### THE REQUEST
Take the material below and write it all out again exactly.

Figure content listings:
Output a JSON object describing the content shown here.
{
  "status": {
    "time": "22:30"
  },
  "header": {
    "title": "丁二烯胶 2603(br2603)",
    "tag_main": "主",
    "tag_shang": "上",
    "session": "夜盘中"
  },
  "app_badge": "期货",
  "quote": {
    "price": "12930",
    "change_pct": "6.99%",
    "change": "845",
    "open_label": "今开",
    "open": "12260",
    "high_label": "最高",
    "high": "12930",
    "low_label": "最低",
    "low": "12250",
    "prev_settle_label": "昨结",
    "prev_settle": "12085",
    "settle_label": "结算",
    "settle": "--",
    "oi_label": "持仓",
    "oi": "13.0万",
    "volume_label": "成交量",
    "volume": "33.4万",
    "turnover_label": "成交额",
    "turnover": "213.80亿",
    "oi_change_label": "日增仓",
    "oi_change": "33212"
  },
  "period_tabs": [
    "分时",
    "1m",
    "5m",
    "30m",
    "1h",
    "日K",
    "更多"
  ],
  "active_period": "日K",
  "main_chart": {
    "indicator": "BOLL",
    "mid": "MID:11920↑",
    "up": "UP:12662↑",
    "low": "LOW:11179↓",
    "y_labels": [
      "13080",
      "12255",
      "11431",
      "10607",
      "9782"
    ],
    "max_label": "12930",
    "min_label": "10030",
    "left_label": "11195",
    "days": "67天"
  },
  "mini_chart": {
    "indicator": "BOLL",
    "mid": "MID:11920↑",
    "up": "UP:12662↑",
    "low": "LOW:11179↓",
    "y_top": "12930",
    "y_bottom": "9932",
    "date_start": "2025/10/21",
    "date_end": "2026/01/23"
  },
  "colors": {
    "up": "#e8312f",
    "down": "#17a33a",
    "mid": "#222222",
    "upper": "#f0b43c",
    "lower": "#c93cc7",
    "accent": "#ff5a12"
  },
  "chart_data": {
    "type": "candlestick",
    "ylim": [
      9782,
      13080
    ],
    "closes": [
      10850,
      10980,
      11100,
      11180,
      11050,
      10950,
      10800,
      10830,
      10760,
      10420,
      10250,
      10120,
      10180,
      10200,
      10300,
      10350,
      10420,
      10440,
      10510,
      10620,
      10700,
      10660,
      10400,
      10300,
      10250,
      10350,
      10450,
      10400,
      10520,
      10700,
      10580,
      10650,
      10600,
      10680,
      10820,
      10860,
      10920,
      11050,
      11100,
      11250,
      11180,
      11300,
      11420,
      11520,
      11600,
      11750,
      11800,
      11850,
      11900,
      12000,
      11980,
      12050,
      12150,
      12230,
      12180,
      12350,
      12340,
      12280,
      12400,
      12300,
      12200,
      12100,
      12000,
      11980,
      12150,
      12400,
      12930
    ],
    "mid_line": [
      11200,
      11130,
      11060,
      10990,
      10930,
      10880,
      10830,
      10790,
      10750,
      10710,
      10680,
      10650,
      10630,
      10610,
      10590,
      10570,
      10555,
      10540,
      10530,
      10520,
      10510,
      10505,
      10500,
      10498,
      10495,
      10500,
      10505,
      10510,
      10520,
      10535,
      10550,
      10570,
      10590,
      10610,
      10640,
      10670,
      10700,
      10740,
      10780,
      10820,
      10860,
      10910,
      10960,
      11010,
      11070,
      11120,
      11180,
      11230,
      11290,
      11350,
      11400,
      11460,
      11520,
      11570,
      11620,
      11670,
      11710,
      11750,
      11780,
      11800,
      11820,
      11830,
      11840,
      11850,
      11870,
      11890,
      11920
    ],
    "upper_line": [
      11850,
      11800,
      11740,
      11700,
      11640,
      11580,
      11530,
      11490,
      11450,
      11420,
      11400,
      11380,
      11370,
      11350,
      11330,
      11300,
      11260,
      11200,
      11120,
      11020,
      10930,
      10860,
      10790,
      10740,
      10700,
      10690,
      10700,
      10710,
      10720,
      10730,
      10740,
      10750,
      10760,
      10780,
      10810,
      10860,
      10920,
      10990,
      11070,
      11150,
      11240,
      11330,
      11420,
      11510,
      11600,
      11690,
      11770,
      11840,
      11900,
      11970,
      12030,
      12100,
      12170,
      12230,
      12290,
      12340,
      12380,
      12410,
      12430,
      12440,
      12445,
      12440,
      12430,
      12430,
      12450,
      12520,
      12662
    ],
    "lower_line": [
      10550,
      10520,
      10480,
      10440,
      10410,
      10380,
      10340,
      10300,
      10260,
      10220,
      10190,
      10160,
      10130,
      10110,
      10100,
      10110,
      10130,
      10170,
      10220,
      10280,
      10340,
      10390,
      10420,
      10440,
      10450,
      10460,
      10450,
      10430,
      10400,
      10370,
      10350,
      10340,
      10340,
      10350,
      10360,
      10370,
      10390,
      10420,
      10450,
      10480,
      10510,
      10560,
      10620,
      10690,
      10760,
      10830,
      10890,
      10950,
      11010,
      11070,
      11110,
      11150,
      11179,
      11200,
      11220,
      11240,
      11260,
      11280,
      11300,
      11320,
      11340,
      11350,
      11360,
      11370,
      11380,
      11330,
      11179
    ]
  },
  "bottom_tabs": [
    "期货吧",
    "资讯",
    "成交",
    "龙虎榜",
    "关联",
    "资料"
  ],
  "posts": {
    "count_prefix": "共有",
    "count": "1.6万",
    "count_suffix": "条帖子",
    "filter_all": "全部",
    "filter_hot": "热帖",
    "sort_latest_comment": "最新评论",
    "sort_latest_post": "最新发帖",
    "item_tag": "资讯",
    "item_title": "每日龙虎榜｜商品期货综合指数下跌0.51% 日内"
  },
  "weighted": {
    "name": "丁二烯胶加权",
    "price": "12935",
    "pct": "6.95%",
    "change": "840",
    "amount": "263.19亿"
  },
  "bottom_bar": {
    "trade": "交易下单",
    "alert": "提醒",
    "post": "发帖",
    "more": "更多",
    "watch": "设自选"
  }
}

### RESULT OF THIS TASK
Output a JSON object describing the content shown here.
{
  "status": {
    "time": "22:30"
  },
  "header": {
    "title": "丁二烯胶 2603(br2603)",
    "tag_main": "主",
    "tag_shang": "上",
    "session": "夜盘中"
  },
  "app_badge": "期货",
  "quote": {
    "price": "12930",
    "change_pct": "6.99%",
    "change": "845",
    "open_label": "今开",
    "open": "12260",
    "high_label": "最高",
    "high": "12930",
    "low_label": "最低",
    "low": "12250",
    "prev_settle_label": "昨结",
    "prev_settle": "12085",
    "settle_label": "结算",
    "settle": "--",
    "oi_label": "持仓",
    "oi": "13.0万",
    "volume_label": "成交量",
    "volume": "33.4万",
    "turnover_label": "成交额",
    "turnover": "213.80亿",
    "oi_change_label": "日增仓",
    "oi_change": "33212"
  },
  "period_tabs": [
    "分时",
    "1m",
    "5m",
    "30m",
    "1h",
    "日K",
    "更多"
  ],
  "active_period": "日K",
  "main_chart": {
    "indicator": "BOLL",
    "mid": "MID:11920↑",
    "up": "UP:12662↑",
    "low": "LOW:11179↓",
    "y_labels": [
      "13080",
      "12255",
      "11431",
      "10607",
      "9782"
    ],
    "max_label": "12930",
    "min_label": "10030",
    "left_label": "11195",
    "days": "67天"
  },
  "mini_chart": {
    "indicator": "BOLL",
    "mid": "MID:11920↑",
    "up": "UP:12662↑",
    "low": "LOW:11179↓",
    "y_top": "12930",
    "y_bottom": "9932",
    "date_start": "2025/10/21",
    "date_end": "2026/01/23"
  },
  "colors": {
    "up": "#e8312f",
    "down": "#17a33a",
    "mid": "#222222",
    "upper": "#f0b43c",
    "lower": "#c93cc7",
    "accent": "#ff5a12"
  },
  "chart_data": {
    "type": "candlestick",
    "ylim": [
      9782,
      13080
    ],
    "closes": [
      10850,
      10980,
      11100,
      11180,
      11050,
      10950,
      10800,
      10830,
      10760,
      10420,
      10250,
      10120,
      10180,
      10200,
      10300,
      10350,
      10420,
      10440,
      10510,
      10620,
      10700,
      10660,
      10400,
      10300,
      10250,
      10350,
      10450,
      10400,
      10520,
      10700,
      10580,
      10650,
      10600,
      10680,
      10820,
      10860,
      10920,
      11050,
      11100,
      11250,
      11180,
      11300,
      11420,
      11520,
      11600,
      11750,
      11800,
      11850,
      11900,
      12000,
      11980,
      12050,
      12150,
      12230,
      12180,
      12350,
      12340,
      12280,
      12400,
      12300,
      12200,
      12100,
      12000,
      11980,
      12150,
      12400,
      12930
    ],
    "mid_line": [
      11200,
      11130,
      11060,
      10990,
      10930,
      10880,
      10830,
      10790,
      10750,
      10710,
      10680,
      10650,
      10630,
      10610,
      10590,
      10570,
      10555,
      10540,
      10530,
      10520,
      10510,
      10505,
      10500,
      10498,
      10495,
      10500,
      10505,
      10510,
      10520,
      10535,
      10550,
      10570,
      10590,
      10610,
      10640,
      10670,
      10700,
      10740,
      10780,
      10820,
      10860,
      10910,
      10960,
      11010,
      11070,
      11120,
      11180,
      11230,
      11290,
      11350,
      11400,
      11460,
      11520,
      11570,
      11620,
      11670,
      11710,
      11750,
      11780,
      11800,
      11820,
      11830,
      11840,
      11850,
      11870,
      11890,
      11920
    ],
    "upper_line": [
      11850,
      11800,
      11740,
      11700,
      11640,
      11580,
      11530,
      11490,
      11450,
      11420,
      11400,
      11380,
      11370,
      11350,
      11330,
      11300,
      11260,
      11200,
      11120,
      11020,
      10930,
      10860,
      10790,
      10740,
      10700,
      10690,
      10700,
      10710,
      10720,
      10730,
      10740,
      10750,
      10760,
      10780,
      10810,
      10860,
      10920,
      10990,
      11070,
      11150,
      11240,
      11330,
      11420,
      11510,
      11600,
      11690,
      11770,
      11840,
      11900,
      11970,
      12030,
      12100,
      12170,
      12230,
      12290,
      12340,
      12380,
      12410,
      12430,
      12440,
      12445,
      12440,
      12430,
      12430,
      12450,
      12520,
      12662
    ],
    "lower_line": [
      10550,
      10520,
      10480,
      10440,
      10410,
      10380,
      10340,
      10300,
      10260,
      10220,
      10190,
      10160,
      10130,
      10110,
      10100,
      10110,
      10130,
      10170,
      10220,
      10280,
      10340,
      10390,
      10420,
      10440,
      10450,
      10460,
      10450,
      10430,
      10400,
      10370,
      10350,
      10340,
      10340,
      10350,
      10360,
      10370,
      10390,
      10420,
      10450,
      10480,
      10510,
      10560,
      10620,
      10690,
      10760,
      10830,
      10890,
      10950,
      11010,
      11070,
      11110,
      11150,
      11179,
      11200,
      11220,
      11240,
      11260,
      11280,
      11300,
      11320,
      11340,
      11350,
      11360,
      11370,
      11380,
      11330,
      11179
    ]
  },
  "bottom_tabs": [
    "期货吧",
    "资讯",
    "成交",
    "龙虎榜",
    "关联",
    "资料"
  ],
  "posts": {
    "count_prefix": "共有",
    "count": "1.6万",
    "count_suffix": "条帖子",
    "filter_all": "全部",
    "filter_hot": "热帖",
    "sort_latest_comment": "最新评论",
    "sort_latest_post": "最新发帖",
    "item_tag": "资讯",
    "item_title": "每日龙虎榜｜商品期货综合指数下跌0.51% 日内"
  },
  "weighted": {
    "name": "丁二烯胶加权",
    "price": "12935",
    "pct": "6.95%",
    "change": "840",
    "amount": "263.19亿"
  },
  "bottom_bar": {
    "trade": "交易下单",
    "alert": "提醒",
    "post": "发帖",
    "more": "更多",
    "watch": "设自选"
  }
}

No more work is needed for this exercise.